● Task instructions:
Any pictures in the records below should be skipped; write out everything else exactly.
* BEGIN Exercise inputs *
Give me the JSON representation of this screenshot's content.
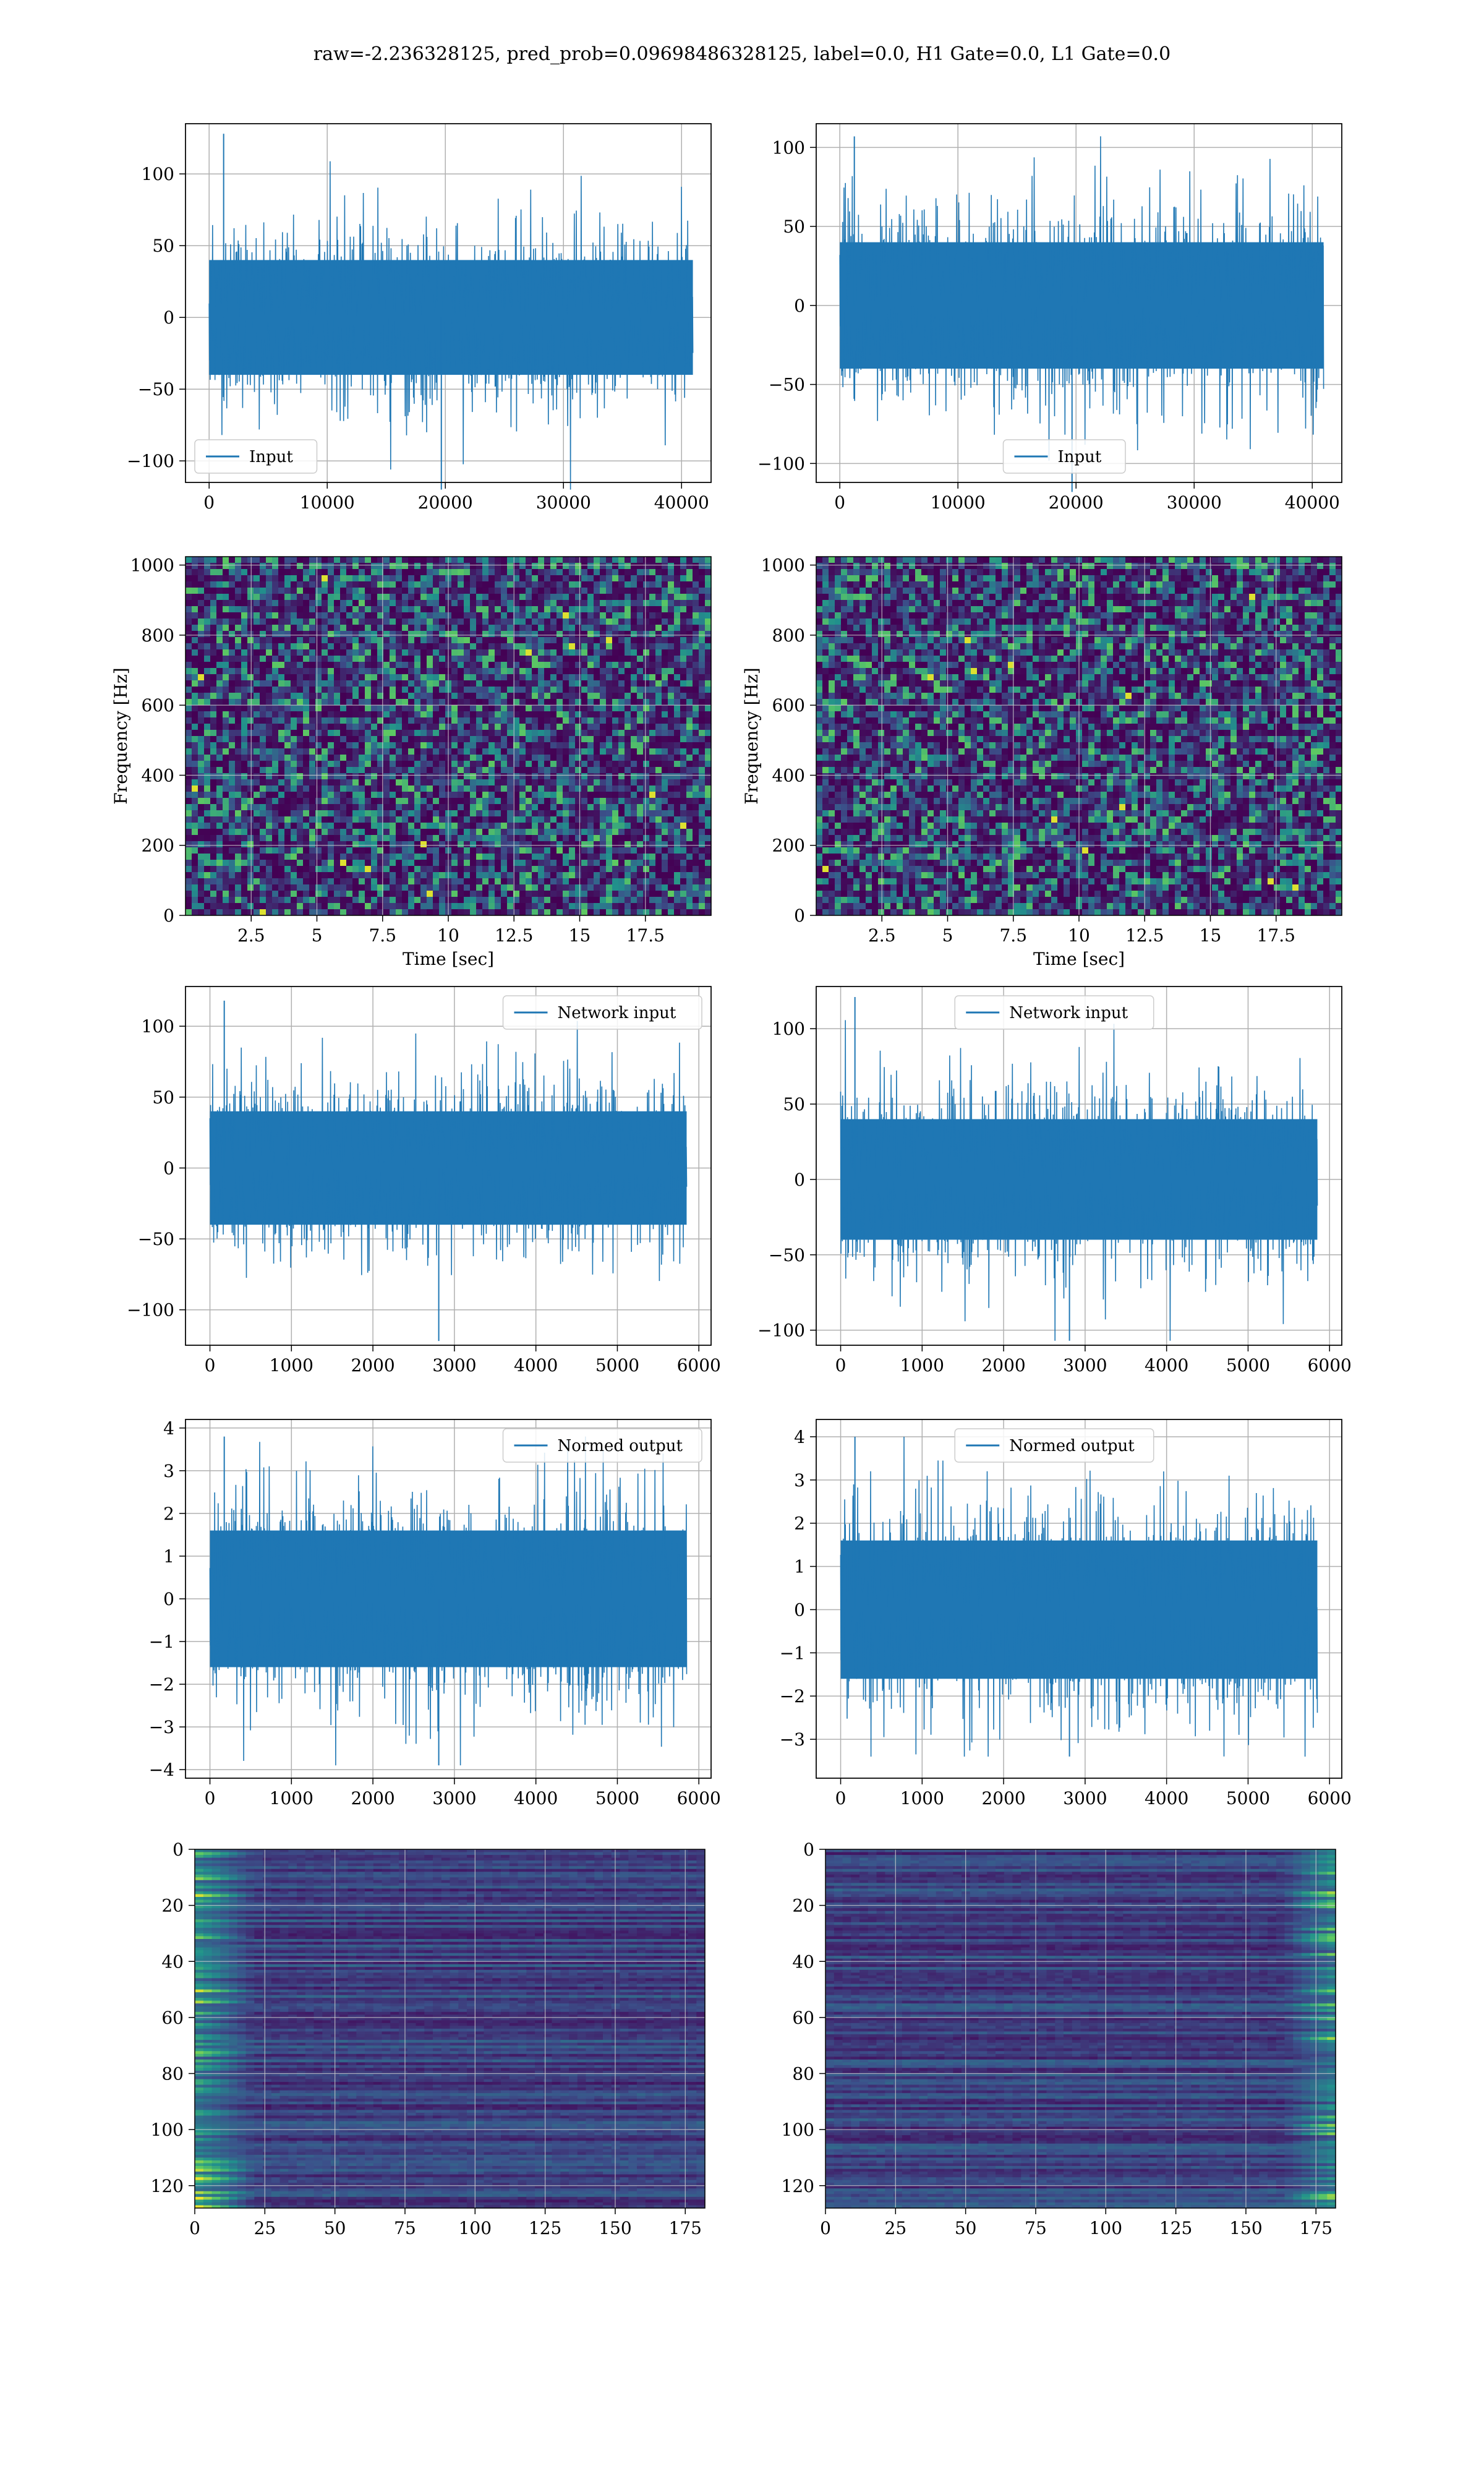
{
  "figure": {
    "title": "raw=-2.236328125, pred_prob=0.09698486328125, label=0.0, H1 Gate=0.0, L1 Gate=0.0"
  },
  "colors": {
    "series": "#1f77b4",
    "grid": "#b0b0b0",
    "viridis_dark": "#440154",
    "viridis_mid": "#21918c",
    "viridis_bright": "#fde725"
  },
  "chart_data": [
    {
      "id": "input-h1",
      "type": "line",
      "legend": "Input",
      "legend_position": "lower-left",
      "xlim": [
        -2000,
        42500
      ],
      "ylim": [
        -115,
        135
      ],
      "xticks": [
        0,
        10000,
        20000,
        30000,
        40000
      ],
      "yticks": [
        -100,
        -50,
        0,
        50,
        100
      ],
      "n_samples": 40960,
      "amplitude_rms": 25,
      "peak_max": 128,
      "peak_min": -120,
      "xlabel": "",
      "ylabel": "",
      "grid": true
    },
    {
      "id": "input-l1",
      "type": "line",
      "legend": "Input",
      "legend_position": "lower-right",
      "xlim": [
        -2000,
        42500
      ],
      "ylim": [
        -112,
        115
      ],
      "xticks": [
        0,
        10000,
        20000,
        30000,
        40000
      ],
      "yticks": [
        -100,
        -50,
        0,
        50,
        100
      ],
      "n_samples": 40960,
      "amplitude_rms": 25,
      "peak_max": 107,
      "peak_min": -118,
      "xlabel": "",
      "ylabel": "",
      "grid": true
    },
    {
      "id": "spectrogram-h1",
      "type": "heatmap",
      "colormap": "viridis",
      "xlim": [
        0,
        20
      ],
      "ylim": [
        0,
        1024
      ],
      "xticks": [
        2.5,
        5.0,
        7.5,
        10.0,
        12.5,
        15.0,
        17.5
      ],
      "yticks": [
        0,
        200,
        400,
        600,
        800,
        1000
      ],
      "xlabel": "Time [sec]",
      "ylabel": "Frequency [Hz]",
      "grid": true
    },
    {
      "id": "spectrogram-l1",
      "type": "heatmap",
      "colormap": "viridis",
      "xlim": [
        0,
        20
      ],
      "ylim": [
        0,
        1024
      ],
      "xticks": [
        2.5,
        5.0,
        7.5,
        10.0,
        12.5,
        15.0,
        17.5
      ],
      "yticks": [
        0,
        200,
        400,
        600,
        800,
        1000
      ],
      "xlabel": "Time [sec]",
      "ylabel": "Frequency [Hz]",
      "grid": true
    },
    {
      "id": "network-input-h1",
      "type": "line",
      "legend": "Network input",
      "legend_position": "upper-right",
      "xlim": [
        -300,
        6150
      ],
      "ylim": [
        -125,
        128
      ],
      "xticks": [
        0,
        1000,
        2000,
        3000,
        4000,
        5000,
        6000
      ],
      "yticks": [
        -100,
        -50,
        0,
        50,
        100
      ],
      "n_samples": 5850,
      "amplitude_rms": 25,
      "peak_max": 118,
      "peak_min": -122,
      "xlabel": "",
      "ylabel": "",
      "grid": true
    },
    {
      "id": "network-input-l1",
      "type": "line",
      "legend": "Network input",
      "legend_position": "upper-center",
      "xlim": [
        -300,
        6150
      ],
      "ylim": [
        -110,
        128
      ],
      "xticks": [
        0,
        1000,
        2000,
        3000,
        4000,
        5000,
        6000
      ],
      "yticks": [
        -100,
        -50,
        0,
        50,
        100
      ],
      "n_samples": 5850,
      "amplitude_rms": 25,
      "peak_max": 121,
      "peak_min": -107,
      "xlabel": "",
      "ylabel": "",
      "grid": true
    },
    {
      "id": "normed-output-h1",
      "type": "line",
      "legend": "Normed output",
      "legend_position": "upper-right",
      "xlim": [
        -300,
        6150
      ],
      "ylim": [
        -4.2,
        4.2
      ],
      "xticks": [
        0,
        1000,
        2000,
        3000,
        4000,
        5000,
        6000
      ],
      "yticks": [
        -4,
        -3,
        -2,
        -1,
        0,
        1,
        2,
        3,
        4
      ],
      "n_samples": 5850,
      "amplitude_rms": 1,
      "peak_max": 3.8,
      "peak_min": -3.9,
      "xlabel": "",
      "ylabel": "",
      "grid": true
    },
    {
      "id": "normed-output-l1",
      "type": "line",
      "legend": "Normed output",
      "legend_position": "upper-center",
      "xlim": [
        -300,
        6150
      ],
      "ylim": [
        -3.9,
        4.4
      ],
      "xticks": [
        0,
        1000,
        2000,
        3000,
        4000,
        5000,
        6000
      ],
      "yticks": [
        -3,
        -2,
        -1,
        0,
        1,
        2,
        3,
        4
      ],
      "n_samples": 5850,
      "amplitude_rms": 1,
      "peak_max": 4.0,
      "peak_min": -3.4,
      "xlabel": "",
      "ylabel": "",
      "grid": true
    },
    {
      "id": "feature-map-h1",
      "type": "heatmap",
      "colormap": "viridis",
      "y_inverted": true,
      "xlim": [
        0,
        182
      ],
      "ylim": [
        0,
        128
      ],
      "bright_side": "left",
      "xticks": [
        0,
        25,
        50,
        75,
        100,
        125,
        150,
        175
      ],
      "yticks": [
        0,
        20,
        40,
        60,
        80,
        100,
        120
      ],
      "xlabel": "",
      "ylabel": "",
      "grid": true
    },
    {
      "id": "feature-map-l1",
      "type": "heatmap",
      "colormap": "viridis",
      "y_inverted": true,
      "xlim": [
        0,
        182
      ],
      "ylim": [
        0,
        128
      ],
      "bright_side": "right",
      "xticks": [
        0,
        25,
        50,
        75,
        100,
        125,
        150,
        175
      ],
      "yticks": [
        0,
        20,
        40,
        60,
        80,
        100,
        120
      ],
      "xlabel": "",
      "ylabel": "",
      "grid": true
    }
  ]
}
* END Exercise inputs *
● Exercise response:
Give me the JSON representation of this screenshot's content.
{
  "figure": {
    "title": "raw=-2.236328125, pred_prob=0.09698486328125, label=0.0, H1 Gate=0.0, L1 Gate=0.0"
  },
  "colors": {
    "series": "#1f77b4",
    "grid": "#b0b0b0",
    "viridis_dark": "#440154",
    "viridis_mid": "#21918c",
    "viridis_bright": "#fde725"
  },
  "chart_data": [
    {
      "id": "input-h1",
      "type": "line",
      "legend": "Input",
      "legend_position": "lower-left",
      "xlim": [
        -2000,
        42500
      ],
      "ylim": [
        -115,
        135
      ],
      "xticks": [
        0,
        10000,
        20000,
        30000,
        40000
      ],
      "yticks": [
        -100,
        -50,
        0,
        50,
        100
      ],
      "n_samples": 40960,
      "amplitude_rms": 25,
      "peak_max": 128,
      "peak_min": -120,
      "xlabel": "",
      "ylabel": "",
      "grid": true
    },
    {
      "id": "input-l1",
      "type": "line",
      "legend": "Input",
      "legend_position": "lower-right",
      "xlim": [
        -2000,
        42500
      ],
      "ylim": [
        -112,
        115
      ],
      "xticks": [
        0,
        10000,
        20000,
        30000,
        40000
      ],
      "yticks": [
        -100,
        -50,
        0,
        50,
        100
      ],
      "n_samples": 40960,
      "amplitude_rms": 25,
      "peak_max": 107,
      "peak_min": -118,
      "xlabel": "",
      "ylabel": "",
      "grid": true
    },
    {
      "id": "spectrogram-h1",
      "type": "heatmap",
      "colormap": "viridis",
      "xlim": [
        0,
        20
      ],
      "ylim": [
        0,
        1024
      ],
      "xticks": [
        2.5,
        5.0,
        7.5,
        10.0,
        12.5,
        15.0,
        17.5
      ],
      "yticks": [
        0,
        200,
        400,
        600,
        800,
        1000
      ],
      "xlabel": "Time [sec]",
      "ylabel": "Frequency [Hz]",
      "grid": true
    },
    {
      "id": "spectrogram-l1",
      "type": "heatmap",
      "colormap": "viridis",
      "xlim": [
        0,
        20
      ],
      "ylim": [
        0,
        1024
      ],
      "xticks": [
        2.5,
        5.0,
        7.5,
        10.0,
        12.5,
        15.0,
        17.5
      ],
      "yticks": [
        0,
        200,
        400,
        600,
        800,
        1000
      ],
      "xlabel": "Time [sec]",
      "ylabel": "Frequency [Hz]",
      "grid": true
    },
    {
      "id": "network-input-h1",
      "type": "line",
      "legend": "Network input",
      "legend_position": "upper-right",
      "xlim": [
        -300,
        6150
      ],
      "ylim": [
        -125,
        128
      ],
      "xticks": [
        0,
        1000,
        2000,
        3000,
        4000,
        5000,
        6000
      ],
      "yticks": [
        -100,
        -50,
        0,
        50,
        100
      ],
      "n_samples": 5850,
      "amplitude_rms": 25,
      "peak_max": 118,
      "peak_min": -122,
      "xlabel": "",
      "ylabel": "",
      "grid": true
    },
    {
      "id": "network-input-l1",
      "type": "line",
      "legend": "Network input",
      "legend_position": "upper-center",
      "xlim": [
        -300,
        6150
      ],
      "ylim": [
        -110,
        128
      ],
      "xticks": [
        0,
        1000,
        2000,
        3000,
        4000,
        5000,
        6000
      ],
      "yticks": [
        -100,
        -50,
        0,
        50,
        100
      ],
      "n_samples": 5850,
      "amplitude_rms": 25,
      "peak_max": 121,
      "peak_min": -107,
      "xlabel": "",
      "ylabel": "",
      "grid": true
    },
    {
      "id": "normed-output-h1",
      "type": "line",
      "legend": "Normed output",
      "legend_position": "upper-right",
      "xlim": [
        -300,
        6150
      ],
      "ylim": [
        -4.2,
        4.2
      ],
      "xticks": [
        0,
        1000,
        2000,
        3000,
        4000,
        5000,
        6000
      ],
      "yticks": [
        -4,
        -3,
        -2,
        -1,
        0,
        1,
        2,
        3,
        4
      ],
      "n_samples": 5850,
      "amplitude_rms": 1,
      "peak_max": 3.8,
      "peak_min": -3.9,
      "xlabel": "",
      "ylabel": "",
      "grid": true
    },
    {
      "id": "normed-output-l1",
      "type": "line",
      "legend": "Normed output",
      "legend_position": "upper-center",
      "xlim": [
        -300,
        6150
      ],
      "ylim": [
        -3.9,
        4.4
      ],
      "xticks": [
        0,
        1000,
        2000,
        3000,
        4000,
        5000,
        6000
      ],
      "yticks": [
        -3,
        -2,
        -1,
        0,
        1,
        2,
        3,
        4
      ],
      "n_samples": 5850,
      "amplitude_rms": 1,
      "peak_max": 4.0,
      "peak_min": -3.4,
      "xlabel": "",
      "ylabel": "",
      "grid": true
    },
    {
      "id": "feature-map-h1",
      "type": "heatmap",
      "colormap": "viridis",
      "y_inverted": true,
      "xlim": [
        0,
        182
      ],
      "ylim": [
        0,
        128
      ],
      "bright_side": "left",
      "xticks": [
        0,
        25,
        50,
        75,
        100,
        125,
        150,
        175
      ],
      "yticks": [
        0,
        20,
        40,
        60,
        80,
        100,
        120
      ],
      "xlabel": "",
      "ylabel": "",
      "grid": true
    },
    {
      "id": "feature-map-l1",
      "type": "heatmap",
      "colormap": "viridis",
      "y_inverted": true,
      "xlim": [
        0,
        182
      ],
      "ylim": [
        0,
        128
      ],
      "bright_side": "right",
      "xticks": [
        0,
        25,
        50,
        75,
        100,
        125,
        150,
        175
      ],
      "yticks": [
        0,
        20,
        40,
        60,
        80,
        100,
        120
      ],
      "xlabel": "",
      "ylabel": "",
      "grid": true
    }
  ]
}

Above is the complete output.